» What you have to do: Skip all pictures, then print the remaining material exactly.

Dataset items:
BEGIN

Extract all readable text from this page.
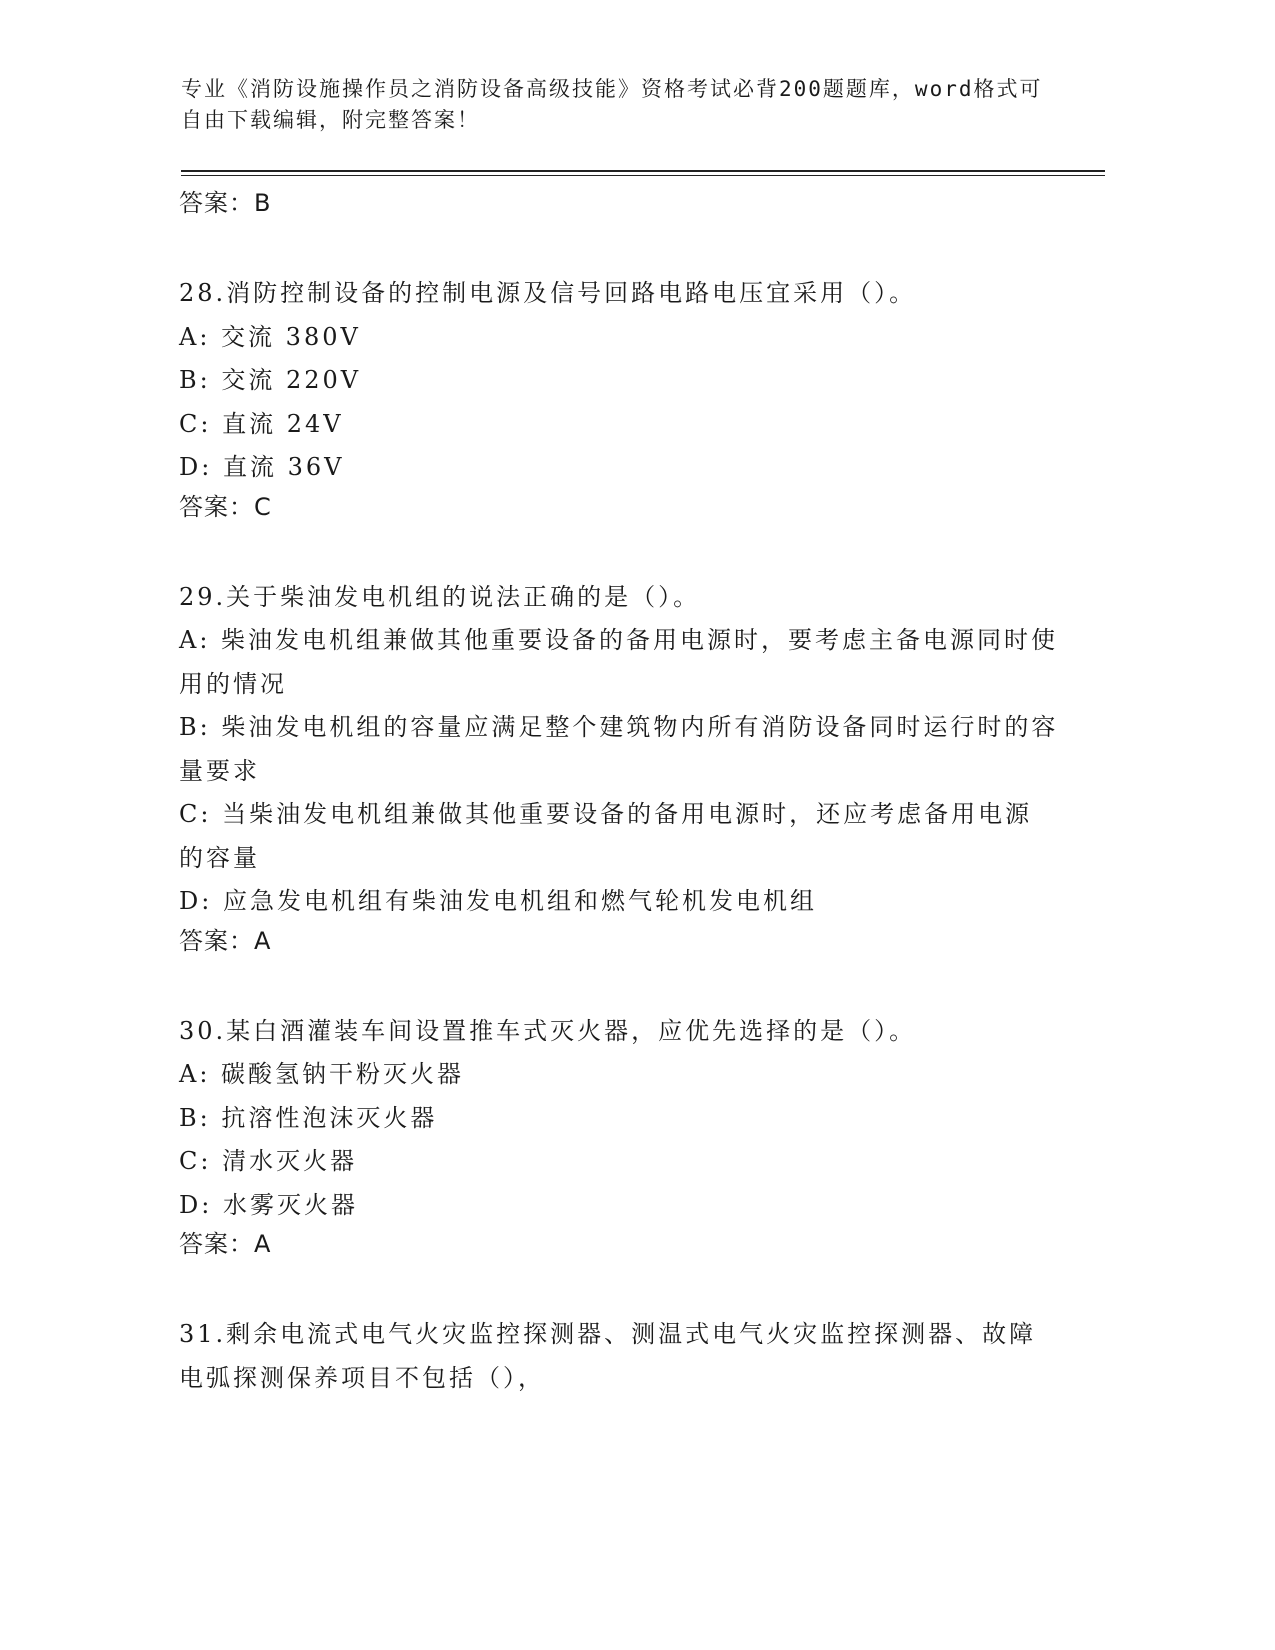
专业《消防设施操作员之消防设备高级技能》资格考试必背200题题库，word格式可自由下载编辑，附完整答案！
答案：B
28.消防控制设备的控制电源及信号回路电路电压宜采用（）。
A: 交流 380V
B: 交流 220V
C: 直流 24V
D: 直流 36V
答案：C
29.关于柴油发电机组的说法正确的是（）。
A: 柴油发电机组兼做其他重要设备的备用电源时，要考虑主备电源同时使用的情况
B: 柴油发电机组的容量应满足整个建筑物内所有消防设备同时运行时的容量要求
C: 当柴油发电机组兼做其他重要设备的备用电源时，还应考虑备用电源的容量
D: 应急发电机组有柴油发电机组和燃气轮机发电机组
答案：A
30.某白酒灌装车间设置推车式灭火器，应优先选择的是（）。
A: 碳酸氢钠干粉灭火器
B: 抗溶性泡沫灭火器
C: 清水灭火器
D: 水雾灭火器
答案：A
31.剩余电流式电气火灾监控探测器、测温式电气火灾监控探测器、故障电弧探测保养项目不包括（），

END

» The completed task:
Extract all readable text from this page.
专业《消防设施操作员之消防设备高级技能》资格考试必背200题题库，word格式可自由下载编辑，附完整答案！
答案：B
28.消防控制设备的控制电源及信号回路电路电压宜采用（）。
A: 交流 380V
B: 交流 220V
C: 直流 24V
D: 直流 36V
答案：C
29.关于柴油发电机组的说法正确的是（）。
A: 柴油发电机组兼做其他重要设备的备用电源时，要考虑主备电源同时使用的情况
B: 柴油发电机组的容量应满足整个建筑物内所有消防设备同时运行时的容量要求
C: 当柴油发电机组兼做其他重要设备的备用电源时，还应考虑备用电源的容量
D: 应急发电机组有柴油发电机组和燃气轮机发电机组
答案：A
30.某白酒灌装车间设置推车式灭火器，应优先选择的是（）。
A: 碳酸氢钠干粉灭火器
B: 抗溶性泡沫灭火器
C: 清水灭火器
D: 水雾灭火器
答案：A
31.剩余电流式电气火灾监控探测器、测温式电气火灾监控探测器、故障电弧探测保养项目不包括（），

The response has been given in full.